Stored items
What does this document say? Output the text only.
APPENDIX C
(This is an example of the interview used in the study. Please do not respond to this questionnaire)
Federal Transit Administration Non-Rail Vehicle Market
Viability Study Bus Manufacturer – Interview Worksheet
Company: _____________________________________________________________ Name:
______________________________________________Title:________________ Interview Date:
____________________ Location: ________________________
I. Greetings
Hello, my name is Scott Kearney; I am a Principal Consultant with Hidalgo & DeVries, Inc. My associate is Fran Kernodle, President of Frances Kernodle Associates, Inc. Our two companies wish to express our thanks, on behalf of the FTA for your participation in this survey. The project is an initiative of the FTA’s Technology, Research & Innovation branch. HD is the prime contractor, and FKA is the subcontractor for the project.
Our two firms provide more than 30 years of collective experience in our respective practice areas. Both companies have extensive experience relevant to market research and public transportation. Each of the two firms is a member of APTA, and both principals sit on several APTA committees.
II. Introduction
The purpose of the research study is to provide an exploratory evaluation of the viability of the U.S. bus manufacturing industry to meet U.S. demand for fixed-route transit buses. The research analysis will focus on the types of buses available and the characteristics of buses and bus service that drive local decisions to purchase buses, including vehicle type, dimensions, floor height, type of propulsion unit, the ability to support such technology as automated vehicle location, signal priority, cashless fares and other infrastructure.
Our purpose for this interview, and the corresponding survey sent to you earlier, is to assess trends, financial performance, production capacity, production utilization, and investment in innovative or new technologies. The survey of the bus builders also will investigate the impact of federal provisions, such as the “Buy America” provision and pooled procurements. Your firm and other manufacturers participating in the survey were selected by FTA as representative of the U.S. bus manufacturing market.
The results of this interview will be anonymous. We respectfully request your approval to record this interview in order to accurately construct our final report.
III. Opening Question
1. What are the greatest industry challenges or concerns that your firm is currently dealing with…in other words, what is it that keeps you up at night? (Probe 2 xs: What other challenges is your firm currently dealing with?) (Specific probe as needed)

Your goal: Copy every record exactly, with nothing added or dropped.

Output for this exercise:
What does this document say? Output the text only.
APPENDIX C
(This is an example of the interview used in the study. Please do not respond to this questionnaire)
Federal Transit Administration Non-Rail Vehicle Market
Viability Study Bus Manufacturer – Interview Worksheet
Company: _____________________________________________________________ Name:
______________________________________________Title:________________ Interview Date:
____________________ Location: ________________________
I. Greetings
Hello, my name is Scott Kearney; I am a Principal Consultant with Hidalgo & DeVries, Inc. My associate is Fran Kernodle, President of Frances Kernodle Associates, Inc. Our two companies wish to express our thanks, on behalf of the FTA for your participation in this survey. The project is an initiative of the FTA’s Technology, Research & Innovation branch. HD is the prime contractor, and FKA is the subcontractor for the project.
Our two firms provide more than 30 years of collective experience in our respective practice areas. Both companies have extensive experience relevant to market research and public transportation. Each of the two firms is a member of APTA, and both principals sit on several APTA committees.
II. Introduction
The purpose of the research study is to provide an exploratory evaluation of the viability of the U.S. bus manufacturing industry to meet U.S. demand for fixed-route transit buses. The research analysis will focus on the types of buses available and the characteristics of buses and bus service that drive local decisions to purchase buses, including vehicle type, dimensions, floor height, type of propulsion unit, the ability to support such technology as automated vehicle location, signal priority, cashless fares and other infrastructure.
Our purpose for this interview, and the corresponding survey sent to you earlier, is to assess trends, financial performance, production capacity, production utilization, and investment in innovative or new technologies. The survey of the bus builders also will investigate the impact of federal provisions, such as the “Buy America” provision and pooled procurements. Your firm and other manufacturers participating in the survey were selected by FTA as representative of the U.S. bus manufacturing market.
The results of this interview will be anonymous. We respectfully request your approval to record this interview in order to accurately construct our final report.
III. Opening Question
1. What are the greatest industry challenges or concerns that your firm is currently dealing with…in other words, what is it that keeps you up at night? (Probe 2 xs: What other challenges is your firm currently dealing with?) (Specific probe as needed)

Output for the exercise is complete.